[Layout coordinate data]
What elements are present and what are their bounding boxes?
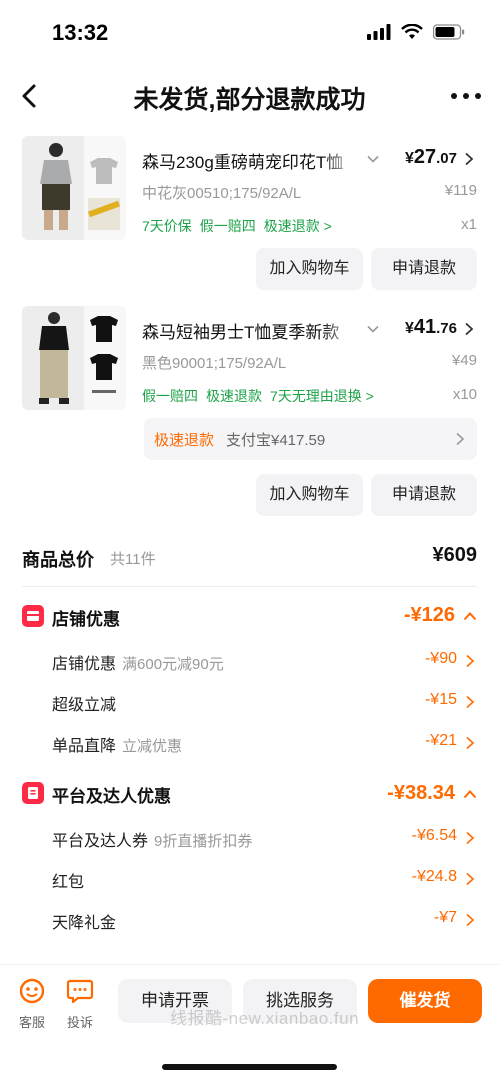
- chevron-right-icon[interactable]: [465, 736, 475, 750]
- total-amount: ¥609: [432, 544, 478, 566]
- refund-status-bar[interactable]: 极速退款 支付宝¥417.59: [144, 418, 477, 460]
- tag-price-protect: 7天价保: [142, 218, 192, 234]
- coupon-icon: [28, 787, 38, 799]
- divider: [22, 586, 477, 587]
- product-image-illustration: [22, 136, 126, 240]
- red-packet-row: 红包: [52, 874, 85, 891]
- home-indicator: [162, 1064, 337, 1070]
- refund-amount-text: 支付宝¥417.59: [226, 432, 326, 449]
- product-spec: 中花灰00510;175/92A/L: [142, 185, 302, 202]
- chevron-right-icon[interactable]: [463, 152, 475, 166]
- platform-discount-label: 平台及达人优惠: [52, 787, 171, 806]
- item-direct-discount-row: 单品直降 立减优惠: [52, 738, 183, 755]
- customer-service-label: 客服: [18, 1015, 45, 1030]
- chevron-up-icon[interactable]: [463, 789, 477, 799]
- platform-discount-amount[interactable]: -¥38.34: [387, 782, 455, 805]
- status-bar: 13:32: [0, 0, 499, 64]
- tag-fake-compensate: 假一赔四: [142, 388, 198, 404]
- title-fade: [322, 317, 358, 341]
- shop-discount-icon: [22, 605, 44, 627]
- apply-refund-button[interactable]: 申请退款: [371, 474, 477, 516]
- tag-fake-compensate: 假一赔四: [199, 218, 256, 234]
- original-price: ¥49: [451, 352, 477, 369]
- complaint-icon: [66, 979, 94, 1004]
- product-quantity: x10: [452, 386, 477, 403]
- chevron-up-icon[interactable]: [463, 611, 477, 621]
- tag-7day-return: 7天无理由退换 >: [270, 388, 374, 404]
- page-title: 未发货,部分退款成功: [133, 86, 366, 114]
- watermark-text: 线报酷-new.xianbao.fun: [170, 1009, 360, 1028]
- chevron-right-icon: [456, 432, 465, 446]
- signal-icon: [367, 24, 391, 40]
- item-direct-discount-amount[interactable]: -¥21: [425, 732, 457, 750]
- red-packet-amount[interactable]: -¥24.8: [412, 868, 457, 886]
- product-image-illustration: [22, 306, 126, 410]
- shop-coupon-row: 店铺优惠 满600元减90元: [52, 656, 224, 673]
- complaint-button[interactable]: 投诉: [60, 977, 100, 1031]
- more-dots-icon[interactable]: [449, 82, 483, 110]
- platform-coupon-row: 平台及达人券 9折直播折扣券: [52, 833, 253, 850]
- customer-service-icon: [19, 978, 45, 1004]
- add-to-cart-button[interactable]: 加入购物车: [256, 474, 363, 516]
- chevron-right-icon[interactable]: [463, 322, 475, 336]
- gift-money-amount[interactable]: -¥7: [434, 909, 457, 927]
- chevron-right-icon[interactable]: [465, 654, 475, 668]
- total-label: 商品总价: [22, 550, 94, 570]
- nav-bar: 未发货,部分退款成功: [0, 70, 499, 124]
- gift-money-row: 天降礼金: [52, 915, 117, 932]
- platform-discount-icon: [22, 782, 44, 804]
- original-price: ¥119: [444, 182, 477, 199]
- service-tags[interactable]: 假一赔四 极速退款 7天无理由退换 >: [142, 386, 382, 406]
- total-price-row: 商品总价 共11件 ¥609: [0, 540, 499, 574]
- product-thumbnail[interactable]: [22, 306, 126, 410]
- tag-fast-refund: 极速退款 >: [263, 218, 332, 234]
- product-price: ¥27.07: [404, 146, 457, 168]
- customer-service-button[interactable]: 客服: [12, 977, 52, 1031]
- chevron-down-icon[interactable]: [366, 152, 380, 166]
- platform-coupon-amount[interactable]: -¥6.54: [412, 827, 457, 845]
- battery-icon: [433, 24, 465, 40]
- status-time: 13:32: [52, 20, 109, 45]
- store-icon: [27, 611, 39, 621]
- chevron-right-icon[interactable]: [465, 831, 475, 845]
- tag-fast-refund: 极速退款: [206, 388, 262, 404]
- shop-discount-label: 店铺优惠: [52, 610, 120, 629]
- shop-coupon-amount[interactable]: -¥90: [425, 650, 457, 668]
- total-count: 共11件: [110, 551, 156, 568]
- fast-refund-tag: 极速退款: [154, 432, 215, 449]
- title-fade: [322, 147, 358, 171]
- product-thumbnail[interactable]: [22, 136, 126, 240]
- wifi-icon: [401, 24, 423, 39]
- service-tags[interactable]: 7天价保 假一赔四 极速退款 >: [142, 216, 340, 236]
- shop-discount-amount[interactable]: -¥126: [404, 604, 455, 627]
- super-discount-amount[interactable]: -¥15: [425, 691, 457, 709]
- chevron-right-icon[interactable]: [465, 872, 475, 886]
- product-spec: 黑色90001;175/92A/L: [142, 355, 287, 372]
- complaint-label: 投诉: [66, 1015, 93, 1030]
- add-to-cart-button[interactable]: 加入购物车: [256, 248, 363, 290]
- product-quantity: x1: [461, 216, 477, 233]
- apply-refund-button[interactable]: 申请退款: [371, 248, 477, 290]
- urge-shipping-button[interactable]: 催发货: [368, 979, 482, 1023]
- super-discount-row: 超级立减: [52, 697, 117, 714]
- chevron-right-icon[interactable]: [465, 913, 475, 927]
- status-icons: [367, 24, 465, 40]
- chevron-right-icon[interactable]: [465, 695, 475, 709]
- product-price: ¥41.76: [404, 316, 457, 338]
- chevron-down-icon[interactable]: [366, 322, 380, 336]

---

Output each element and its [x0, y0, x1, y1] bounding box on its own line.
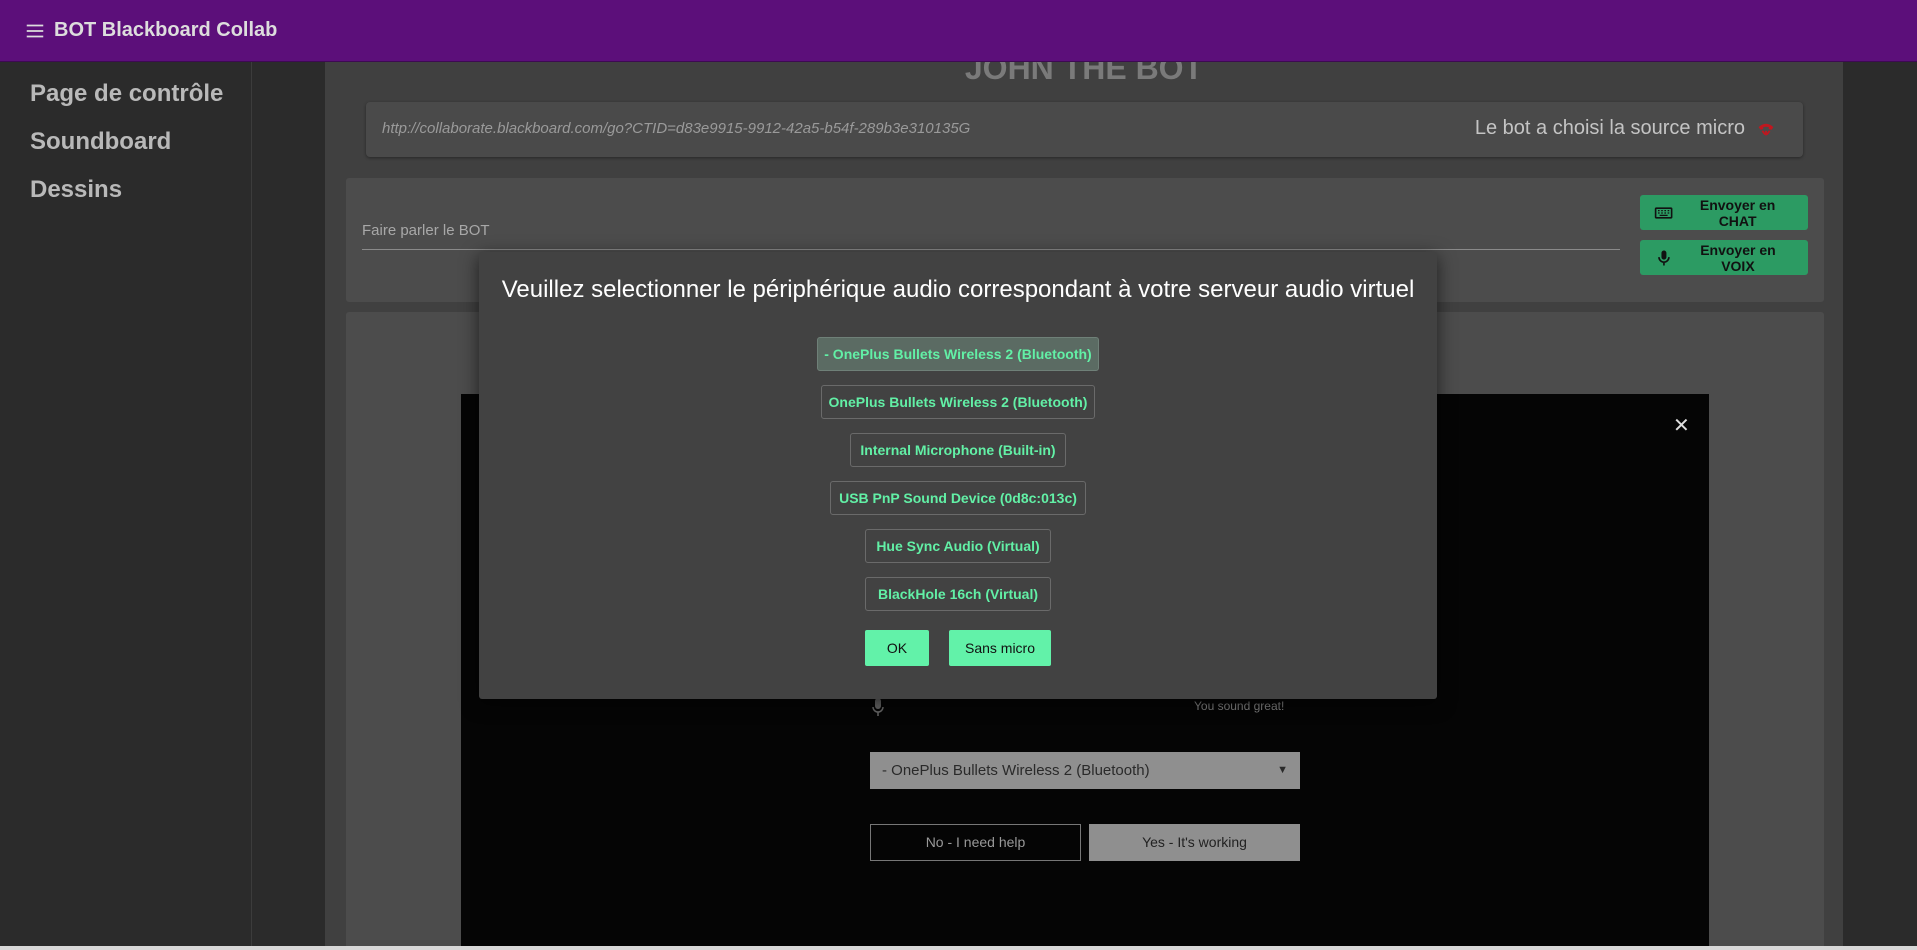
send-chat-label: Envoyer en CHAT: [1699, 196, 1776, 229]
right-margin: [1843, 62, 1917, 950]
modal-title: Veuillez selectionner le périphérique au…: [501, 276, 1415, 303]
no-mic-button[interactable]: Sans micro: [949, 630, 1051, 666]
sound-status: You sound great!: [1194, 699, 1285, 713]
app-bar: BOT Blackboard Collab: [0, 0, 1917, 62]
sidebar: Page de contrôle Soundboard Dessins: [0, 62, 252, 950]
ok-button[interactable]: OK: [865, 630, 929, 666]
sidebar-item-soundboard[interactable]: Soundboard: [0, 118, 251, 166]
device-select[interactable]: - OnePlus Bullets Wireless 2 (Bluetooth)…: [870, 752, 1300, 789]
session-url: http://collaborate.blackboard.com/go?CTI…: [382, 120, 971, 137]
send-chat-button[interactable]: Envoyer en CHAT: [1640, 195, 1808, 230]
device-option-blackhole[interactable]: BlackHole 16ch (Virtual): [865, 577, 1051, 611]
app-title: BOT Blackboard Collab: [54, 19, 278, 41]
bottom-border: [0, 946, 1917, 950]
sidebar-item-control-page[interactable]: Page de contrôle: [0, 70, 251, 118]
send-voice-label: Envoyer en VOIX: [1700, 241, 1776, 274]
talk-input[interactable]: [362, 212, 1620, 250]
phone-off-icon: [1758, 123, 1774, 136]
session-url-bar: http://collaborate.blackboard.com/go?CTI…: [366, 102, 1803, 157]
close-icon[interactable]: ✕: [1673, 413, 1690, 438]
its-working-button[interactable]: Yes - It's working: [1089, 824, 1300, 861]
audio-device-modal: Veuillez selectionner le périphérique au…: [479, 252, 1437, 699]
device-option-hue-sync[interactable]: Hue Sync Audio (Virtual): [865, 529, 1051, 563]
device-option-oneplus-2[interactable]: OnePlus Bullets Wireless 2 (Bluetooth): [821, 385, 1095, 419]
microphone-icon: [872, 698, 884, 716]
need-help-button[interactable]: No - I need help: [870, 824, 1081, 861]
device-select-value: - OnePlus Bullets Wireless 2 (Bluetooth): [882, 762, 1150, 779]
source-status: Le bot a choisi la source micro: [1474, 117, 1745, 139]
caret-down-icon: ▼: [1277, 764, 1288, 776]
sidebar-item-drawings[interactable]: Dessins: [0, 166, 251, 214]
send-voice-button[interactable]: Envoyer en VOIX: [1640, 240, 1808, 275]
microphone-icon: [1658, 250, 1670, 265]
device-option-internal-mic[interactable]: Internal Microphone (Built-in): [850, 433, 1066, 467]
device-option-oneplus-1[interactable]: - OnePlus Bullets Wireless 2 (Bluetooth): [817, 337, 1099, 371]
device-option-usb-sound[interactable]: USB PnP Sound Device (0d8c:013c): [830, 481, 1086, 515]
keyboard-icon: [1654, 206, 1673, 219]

Required work ::
Transcribe the items in Block 1 without any changes, starting at the line containing "- chevron-right-icon[interactable]: [465, 736, 475, 750]" and ending at the line containing "- product-image-illustration: [22, 136, 126, 240]".

Final result ::
- chevron-right-icon[interactable]: [465, 736, 475, 750]
- total-amount: ¥609: [432, 544, 478, 566]
- refund-status-bar[interactable]: 极速退款 支付宝¥417.59: [144, 418, 477, 460]
- tag-price-protect: 7天价保: [142, 218, 192, 234]
- coupon-icon: [28, 787, 38, 799]
- divider: [22, 586, 477, 587]
- product-image-illustration: [22, 136, 126, 240]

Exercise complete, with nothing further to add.